# STATED PROBLEM
Make an exact copy of each entry, leaving out every picture.

# RAW DATA
★ ★ ★ ★ ★

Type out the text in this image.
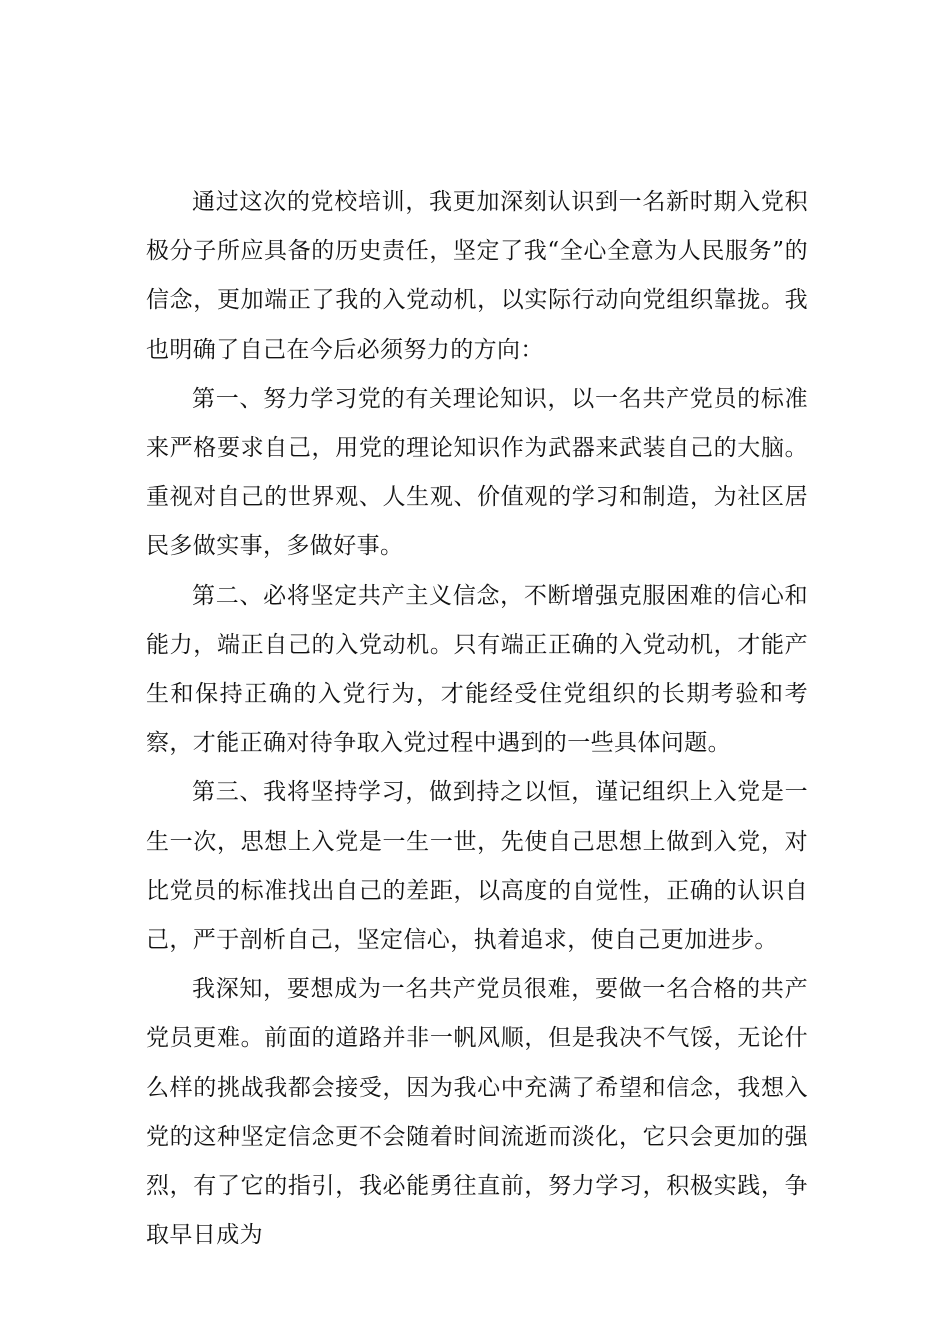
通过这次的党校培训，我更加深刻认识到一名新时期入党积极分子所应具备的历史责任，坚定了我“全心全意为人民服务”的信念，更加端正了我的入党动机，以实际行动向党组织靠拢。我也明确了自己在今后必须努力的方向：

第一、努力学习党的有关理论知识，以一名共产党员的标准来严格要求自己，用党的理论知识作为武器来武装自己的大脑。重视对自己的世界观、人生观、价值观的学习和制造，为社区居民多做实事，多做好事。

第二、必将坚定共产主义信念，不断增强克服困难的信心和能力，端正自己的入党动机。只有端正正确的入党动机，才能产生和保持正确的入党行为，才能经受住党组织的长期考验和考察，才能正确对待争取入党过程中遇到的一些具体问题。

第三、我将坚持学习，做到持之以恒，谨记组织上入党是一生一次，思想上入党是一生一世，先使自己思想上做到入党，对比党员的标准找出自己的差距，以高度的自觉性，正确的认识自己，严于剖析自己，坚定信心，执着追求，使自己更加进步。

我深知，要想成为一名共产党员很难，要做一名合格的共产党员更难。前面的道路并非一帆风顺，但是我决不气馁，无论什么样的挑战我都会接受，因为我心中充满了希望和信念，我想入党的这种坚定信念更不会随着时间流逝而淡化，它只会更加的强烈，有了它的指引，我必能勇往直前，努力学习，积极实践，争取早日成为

★ ★ ★ ★ ★

# WRITTEN ANSWER
Type out the text in this image.
通过这次的党校培训，我更加深刻认识到一名新时期入党积极分子所应具备的历史责任，坚定了我“全心全意为人民服务”的信念，更加端正了我的入党动机，以实际行动向党组织靠拢。我也明确了自己在今后必须努力的方向：

第一、努力学习党的有关理论知识，以一名共产党员的标准来严格要求自己，用党的理论知识作为武器来武装自己的大脑。重视对自己的世界观、人生观、价值观的学习和制造，为社区居民多做实事，多做好事。

第二、必将坚定共产主义信念，不断增强克服困难的信心和能力，端正自己的入党动机。只有端正正确的入党动机，才能产生和保持正确的入党行为，才能经受住党组织的长期考验和考察，才能正确对待争取入党过程中遇到的一些具体问题。

第三、我将坚持学习，做到持之以恒，谨记组织上入党是一生一次，思想上入党是一生一世，先使自己思想上做到入党，对比党员的标准找出自己的差距，以高度的自觉性，正确的认识自己，严于剖析自己，坚定信心，执着追求，使自己更加进步。

我深知，要想成为一名共产党员很难，要做一名合格的共产党员更难。前面的道路并非一帆风顺，但是我决不气馁，无论什么样的挑战我都会接受，因为我心中充满了希望和信念，我想入党的这种坚定信念更不会随着时间流逝而淡化，它只会更加的强烈，有了它的指引，我必能勇往直前，努力学习，积极实践，争取早日成为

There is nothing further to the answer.